◆ **Required task**
Reproduce the listing below exactly. Pictures do not belong in the copy.

◆ **Input rows**

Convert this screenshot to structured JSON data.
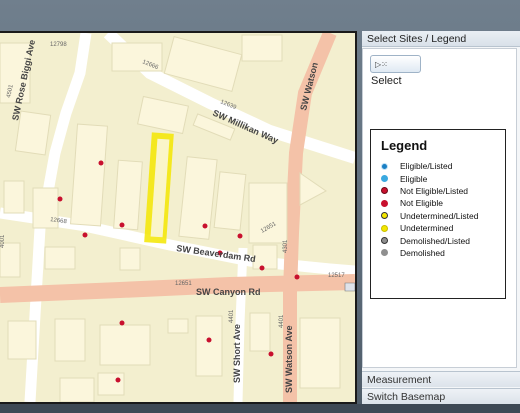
{
  "panel": {
    "header": "Select Sites / Legend",
    "select_button": "Select",
    "select_icon": "pointer-cursor-icon",
    "tabs": [
      "Measurement",
      "Switch Basemap"
    ]
  },
  "legend": {
    "title": "Legend",
    "items": [
      {
        "label": "Eligible/Listed",
        "color": "#1a7fc4",
        "symbol": "dot-ringed"
      },
      {
        "label": "Eligible",
        "color": "#3aa9e0",
        "symbol": "dot"
      },
      {
        "label": "Not Eligible/Listed",
        "color": "#c8102e",
        "symbol": "dot-ringed"
      },
      {
        "label": "Not Eligible",
        "color": "#c8102e",
        "symbol": "dot"
      },
      {
        "label": "Undetermined/Listed",
        "color": "#f3e600",
        "symbol": "dot-ringed"
      },
      {
        "label": "Undetermined",
        "color": "#f3e600",
        "symbol": "dot"
      },
      {
        "label": "Demolished/Listed",
        "color": "#8f8f8f",
        "symbol": "dot-ringed"
      },
      {
        "label": "Demolished",
        "color": "#8f8f8f",
        "symbol": "dot"
      }
    ]
  },
  "map": {
    "street_labels": {
      "millikan": "SW Millikan Way",
      "beaverdam": "SW Beaverdam Rd",
      "canyon": "SW Canyon Rd",
      "rose_biggi": "SW Rose Biggi Ave",
      "watson_top": "SW Watson",
      "short": "SW Short Ave",
      "watson_bottom": "SW Watson Ave"
    },
    "address_labels": {
      "a1": "12798",
      "a2": "12666",
      "a3": "12639",
      "a4": "12668",
      "a5": "12651",
      "a6": "12517",
      "a7": "12651",
      "a8": "4501",
      "a9": "4001",
      "a10": "4401",
      "a11": "4401",
      "a12": "4301"
    },
    "colors": {
      "background": "#f3efcf",
      "building": "#fbf6dc",
      "road": "#ffffff",
      "arterial": "#f4c2a8",
      "highlight": "#f3e600",
      "site": "#c8102e"
    }
  }
}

◆ **Completed task**
Convert this screenshot to structured JSON data.
{
  "panel": {
    "header": "Select Sites / Legend",
    "select_button": "Select",
    "select_icon": "pointer-cursor-icon",
    "tabs": [
      "Measurement",
      "Switch Basemap"
    ]
  },
  "legend": {
    "title": "Legend",
    "items": [
      {
        "label": "Eligible/Listed",
        "color": "#1a7fc4",
        "symbol": "dot-ringed"
      },
      {
        "label": "Eligible",
        "color": "#3aa9e0",
        "symbol": "dot"
      },
      {
        "label": "Not Eligible/Listed",
        "color": "#c8102e",
        "symbol": "dot-ringed"
      },
      {
        "label": "Not Eligible",
        "color": "#c8102e",
        "symbol": "dot"
      },
      {
        "label": "Undetermined/Listed",
        "color": "#f3e600",
        "symbol": "dot-ringed"
      },
      {
        "label": "Undetermined",
        "color": "#f3e600",
        "symbol": "dot"
      },
      {
        "label": "Demolished/Listed",
        "color": "#8f8f8f",
        "symbol": "dot-ringed"
      },
      {
        "label": "Demolished",
        "color": "#8f8f8f",
        "symbol": "dot"
      }
    ]
  },
  "map": {
    "street_labels": {
      "millikan": "SW Millikan Way",
      "beaverdam": "SW Beaverdam Rd",
      "canyon": "SW Canyon Rd",
      "rose_biggi": "SW Rose Biggi Ave",
      "watson_top": "SW Watson",
      "short": "SW Short Ave",
      "watson_bottom": "SW Watson Ave"
    },
    "address_labels": {
      "a1": "12798",
      "a2": "12666",
      "a3": "12639",
      "a4": "12668",
      "a5": "12651",
      "a6": "12517",
      "a7": "12651",
      "a8": "4501",
      "a9": "4001",
      "a10": "4401",
      "a11": "4401",
      "a12": "4301"
    },
    "colors": {
      "background": "#f3efcf",
      "building": "#fbf6dc",
      "road": "#ffffff",
      "arterial": "#f4c2a8",
      "highlight": "#f3e600",
      "site": "#c8102e"
    }
  }
}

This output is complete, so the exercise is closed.